◆ DATASET RECORDS
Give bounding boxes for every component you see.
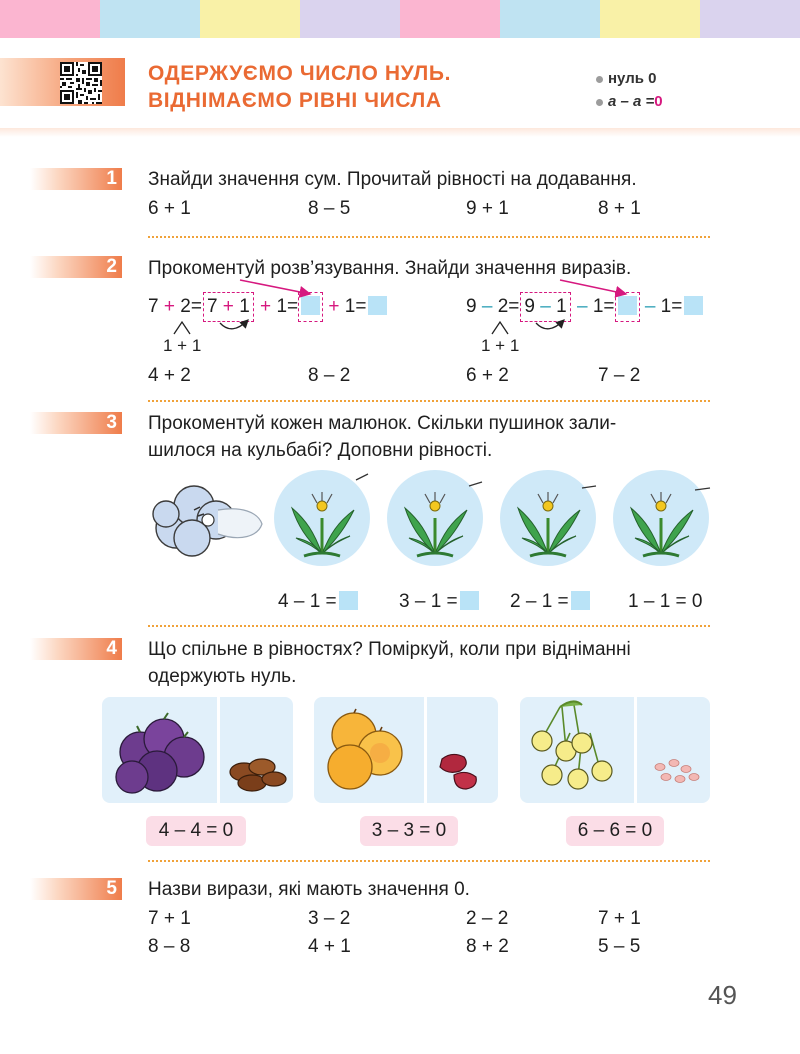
task-number: 5: [106, 878, 117, 899]
task-1-expression: 9 + 1: [466, 198, 509, 219]
dandelion-icon: [500, 470, 596, 566]
task-3-equation: [510, 590, 590, 614]
legend-item-rule: [596, 90, 663, 113]
plums-illustration: [102, 697, 293, 803]
split-label: 1 + 1: [481, 336, 520, 355]
bullet-icon: [596, 99, 603, 106]
operator: +: [328, 296, 340, 317]
task-4-instruction-line-2: одержують нуль.: [148, 666, 297, 687]
strip-segment: [0, 0, 100, 38]
task-2-instruction: Прокоментуй розв’язування. Знайди значення виразів.: [148, 258, 632, 279]
operator: +: [260, 296, 272, 317]
qr-code-icon[interactable]: [60, 62, 102, 104]
strip-segment: [600, 0, 700, 38]
bullet-icon: [596, 76, 603, 83]
equals: =: [508, 296, 520, 317]
mouth-icon: [202, 514, 214, 526]
curved-arrow-icon: [220, 320, 248, 329]
task-5-expression: 7 + 1: [598, 908, 641, 929]
operator: +: [222, 296, 234, 317]
task-3-equation: [399, 590, 479, 614]
operand: 1: [592, 296, 604, 317]
curved-arrow-icon: [536, 320, 564, 329]
operand: 2: [497, 296, 509, 317]
equation-text: 2 – 1 =: [510, 591, 569, 612]
header-divider: [0, 128, 800, 137]
task-3-equation: [278, 590, 358, 614]
operand: 1: [660, 296, 672, 317]
task-number-badge-2: [30, 256, 122, 278]
page-title-line-2: ВІДНІМАЄМО РІВНІ ЧИСЛА: [148, 89, 442, 112]
answer-box[interactable]: [339, 591, 358, 610]
operand: 2: [180, 296, 191, 317]
operator: –: [644, 296, 656, 317]
task-5-expression: 7 + 1: [148, 908, 191, 929]
legend-rule-zero: 0: [654, 93, 663, 110]
page-title: [148, 60, 451, 114]
equals: =: [190, 296, 202, 317]
task-number: 2: [106, 256, 117, 277]
operator: +: [163, 296, 175, 317]
legend-zero-text: нуль 0: [608, 70, 657, 87]
task-1-expression: 6 + 1: [148, 198, 191, 219]
operand: 1: [239, 296, 250, 317]
peaches-illustration: [314, 697, 498, 803]
equation-text: 4 – 1 =: [278, 591, 337, 612]
strip-segment: [100, 0, 200, 38]
top-color-strip: [0, 0, 800, 38]
cherries-illustration: [520, 697, 710, 803]
task-3-instruction-line-2: шилося на кульбабі? Доповни рівності.: [148, 440, 493, 461]
peach-pits-icon: [440, 754, 476, 789]
operator: –: [540, 296, 551, 317]
section-divider: [148, 400, 710, 402]
operator: –: [481, 296, 493, 317]
equals: =: [355, 296, 367, 317]
pink-arrow-icon: [240, 280, 310, 294]
operand: 1: [276, 296, 288, 317]
section-divider: [148, 625, 710, 627]
equals: =: [603, 296, 615, 317]
strip-segment: [700, 0, 800, 38]
notation-legend: [596, 67, 663, 113]
pink-arrow-icon: [560, 280, 626, 294]
operand: 1: [344, 296, 356, 317]
section-divider: [148, 236, 710, 238]
task-3-instruction-line-1: Прокоментуй кожен малюнок. Скільки пушинок зали-: [148, 413, 617, 434]
task-2-expression: 7 – 2: [598, 365, 641, 386]
task-number: 3: [106, 412, 117, 433]
legend-rule-expr: a – a =: [608, 93, 655, 110]
wind-cloud-illustration: [146, 476, 266, 566]
task-number: 1: [106, 168, 117, 189]
operand: 7: [206, 296, 218, 317]
plum-pits-icon: [230, 759, 286, 791]
task-5-expression: 3 – 2: [308, 908, 351, 929]
task-4-equation-badge: 6 – 6 = 0: [566, 816, 664, 846]
task-number-badge-5: [30, 878, 122, 900]
task-5-expression: 5 – 5: [598, 936, 641, 957]
task-4-equation-badge: 3 – 3 = 0: [360, 816, 458, 846]
task-3-equation: 1 – 1 = 0: [628, 591, 703, 612]
dandelion-icon: [274, 470, 370, 566]
strip-segment: [300, 0, 400, 38]
task-2-expression: 4 + 2: [148, 365, 191, 386]
operand: 7: [148, 296, 159, 317]
legend-item-zero: [596, 67, 663, 90]
dandelion-illustrations: [270, 468, 720, 568]
answer-box[interactable]: [571, 591, 590, 610]
task-5-expression: 8 – 8: [148, 936, 191, 957]
equals: =: [671, 296, 683, 317]
strip-segment: [500, 0, 600, 38]
operator: –: [576, 296, 588, 317]
answer-box[interactable]: [460, 591, 479, 610]
task-2-expression: 6 + 2: [466, 365, 509, 386]
task-1-expression: 8 + 1: [598, 198, 641, 219]
task-number-badge-3: [30, 412, 122, 434]
task-1-instruction: Знайди значення сум. Прочитай рівності на додавання.: [148, 169, 637, 190]
dandelion-icon: [387, 470, 483, 566]
task-5-instruction: Назви вирази, які мають значення 0.: [148, 879, 470, 900]
task-4-equation-badge: 4 – 4 = 0: [146, 816, 246, 846]
task-number-badge-1: [30, 168, 122, 190]
equals: =: [287, 296, 299, 317]
operand: 9: [466, 296, 477, 317]
task-5-expression: 4 + 1: [308, 936, 351, 957]
operand: 1: [556, 296, 567, 317]
task-number-badge-4: [30, 638, 122, 660]
operand: 9: [524, 296, 535, 317]
equation-text: 3 – 1 =: [399, 591, 458, 612]
strip-segment: [400, 0, 500, 38]
task-1-expression: 8 – 5: [308, 198, 351, 219]
page-number: 49: [708, 980, 737, 1010]
wind-gust-icon: [218, 509, 262, 538]
task-5-expression: 2 – 2: [466, 908, 509, 929]
page-title-line-1: ОДЕРЖУЄМО ЧИСЛО НУЛЬ.: [148, 62, 452, 85]
task-5-expression: 8 + 2: [466, 936, 509, 957]
cherry-pits-icon: [655, 760, 699, 783]
section-divider: [148, 860, 710, 862]
split-branch-icon: [492, 322, 508, 334]
split-branch-icon: [174, 322, 190, 334]
task-number: 4: [106, 638, 117, 659]
task-2-expression: 8 – 2: [308, 365, 351, 386]
strip-segment: [200, 0, 300, 38]
split-label: 1 + 1: [163, 336, 202, 355]
dandelion-icon: [613, 470, 709, 566]
task-4-instruction-line-1: Що спільне в рівностях? Поміркуй, коли при відніманні: [148, 639, 631, 660]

◆ WHAT TO DO
Reproduce every line of the data above without any changes, and leave out the picture.

◆ TASK SOLUTION
Give bounding boxes for every component you see.
task-number: 5: [106, 878, 117, 899]
task-1-expression: 9 + 1: [466, 198, 509, 219]
dandelion-icon: [500, 470, 596, 566]
task-3-equation: [510, 590, 590, 614]
legend-item-rule: [596, 90, 663, 113]
plums-illustration: [102, 697, 293, 803]
split-label: 1 + 1: [481, 336, 520, 355]
bullet-icon: [596, 99, 603, 106]
operator: +: [328, 296, 340, 317]
task-4-instruction-line-2: одержують нуль.: [148, 666, 297, 687]
strip-segment: [0, 0, 100, 38]
task-2-instruction: Прокоментуй розв’язування. Знайди значення виразів.: [148, 258, 632, 279]
operator: +: [260, 296, 272, 317]
qr-code-icon[interactable]: [60, 62, 102, 104]
strip-segment: [600, 0, 700, 38]
bullet-icon: [596, 76, 603, 83]
equals: =: [508, 296, 520, 317]
mouth-icon: [202, 514, 214, 526]
curved-arrow-icon: [220, 320, 248, 329]
task-5-expression: 7 + 1: [598, 908, 641, 929]
operator: +: [222, 296, 234, 317]
task-3-equation: [399, 590, 479, 614]
operand: 1: [592, 296, 604, 317]
curved-arrow-icon: [536, 320, 564, 329]
operand: 2: [497, 296, 509, 317]
equation-text: 2 – 1 =: [510, 591, 569, 612]
header-divider: [0, 128, 800, 137]
task-3-equation: [278, 590, 358, 614]
operand: 1: [660, 296, 672, 317]
task-number-badge-2: [30, 256, 122, 278]
page-title-line-2: ВІДНІМАЄМО РІВНІ ЧИСЛА: [148, 89, 442, 112]
answer-box[interactable]: [339, 591, 358, 610]
operand: 2: [180, 296, 191, 317]
operator: –: [644, 296, 656, 317]
task-5-expression: 7 + 1: [148, 908, 191, 929]
legend-rule-zero: 0: [654, 93, 663, 110]
page-title: [148, 60, 451, 114]
equals: =: [190, 296, 202, 317]
task-number: 2: [106, 256, 117, 277]
operator: +: [163, 296, 175, 317]
legend-zero-text: нуль 0: [608, 70, 657, 87]
task-1-expression: 6 + 1: [148, 198, 191, 219]
operand: 1: [239, 296, 250, 317]
peaches-illustration: [314, 697, 498, 803]
equation-text: 4 – 1 =: [278, 591, 337, 612]
strip-segment: [100, 0, 200, 38]
top-color-strip: [0, 0, 800, 38]
cherries-illustration: [520, 697, 710, 803]
task-3-instruction-line-2: шилося на кульбабі? Доповни рівності.: [148, 440, 493, 461]
peach-pits-icon: [440, 754, 476, 789]
operator: –: [540, 296, 551, 317]
section-divider: [148, 400, 710, 402]
operator: –: [481, 296, 493, 317]
equals: =: [355, 296, 367, 317]
pink-arrow-icon: [240, 280, 310, 294]
operand: 1: [276, 296, 288, 317]
section-divider: [148, 625, 710, 627]
equals: =: [603, 296, 615, 317]
strip-segment: [700, 0, 800, 38]
notation-legend: [596, 67, 663, 113]
pink-arrow-icon: [560, 280, 626, 294]
operand: 1: [344, 296, 356, 317]
section-divider: [148, 236, 710, 238]
task-3-instruction-line-1: Прокоментуй кожен малюнок. Скільки пушинок зали-: [148, 413, 617, 434]
task-2-expression: 7 – 2: [598, 365, 641, 386]
task-number: 3: [106, 412, 117, 433]
legend-rule-expr: a – a =: [608, 93, 655, 110]
wind-cloud-illustration: [146, 476, 266, 566]
task-number: 1: [106, 168, 117, 189]
operand: 7: [206, 296, 218, 317]
plum-pits-icon: [230, 759, 286, 791]
task-5-expression: 3 – 2: [308, 908, 351, 929]
task-4-equation-badge: 6 – 6 = 0: [566, 816, 664, 846]
task-number-badge-5: [30, 878, 122, 900]
task-5-expression: 5 – 5: [598, 936, 641, 957]
task-4-equation-badge: 3 – 3 = 0: [360, 816, 458, 846]
task-3-equation: 1 – 1 = 0: [628, 591, 703, 612]
dandelion-icon: [274, 470, 370, 566]
strip-segment: [300, 0, 400, 38]
task-2-expression: 4 + 2: [148, 365, 191, 386]
operand: 7: [148, 296, 159, 317]
legend-item-zero: [596, 67, 663, 90]
dandelion-illustrations: [270, 468, 720, 568]
answer-box[interactable]: [571, 591, 590, 610]
task-5-expression: 8 – 8: [148, 936, 191, 957]
equals: =: [671, 296, 683, 317]
strip-segment: [500, 0, 600, 38]
operator: –: [576, 296, 588, 317]
answer-box[interactable]: [460, 591, 479, 610]
task-2-expression: 6 + 2: [466, 365, 509, 386]
task-1-expression: 8 + 1: [598, 198, 641, 219]
task-number-badge-3: [30, 412, 122, 434]
task-1-instruction: Знайди значення сум. Прочитай рівності на додавання.: [148, 169, 637, 190]
dandelion-icon: [387, 470, 483, 566]
task-5-instruction: Назви вирази, які мають значення 0.: [148, 879, 470, 900]
task-4-equation-badge: 4 – 4 = 0: [146, 816, 246, 846]
task-number-badge-1: [30, 168, 122, 190]
equals: =: [287, 296, 299, 317]
operand: 9: [466, 296, 477, 317]
task-5-expression: 4 + 1: [308, 936, 351, 957]
operand: 1: [556, 296, 567, 317]
task-number-badge-4: [30, 638, 122, 660]
operand: 9: [524, 296, 535, 317]
equation-text: 3 – 1 =: [399, 591, 458, 612]
strip-segment: [400, 0, 500, 38]
task-1-expression: 8 – 5: [308, 198, 351, 219]
page-number: 49: [708, 980, 737, 1010]
wind-gust-icon: [218, 509, 262, 538]
task-5-expression: 2 – 2: [466, 908, 509, 929]
page-title-line-1: ОДЕРЖУЄМО ЧИСЛО НУЛЬ.: [148, 62, 452, 85]
task-5-expression: 8 + 2: [466, 936, 509, 957]
cherry-pits-icon: [655, 760, 699, 783]
section-divider: [148, 860, 710, 862]
split-branch-icon: [492, 322, 508, 334]
split-branch-icon: [174, 322, 190, 334]
task-number: 4: [106, 638, 117, 659]
task-2-expression: 8 – 2: [308, 365, 351, 386]
strip-segment: [200, 0, 300, 38]
split-label: 1 + 1: [163, 336, 202, 355]
dandelion-icon: [613, 470, 709, 566]
task-4-instruction-line-1: Що спільне в рівностях? Поміркуй, коли при відніманні: [148, 639, 631, 660]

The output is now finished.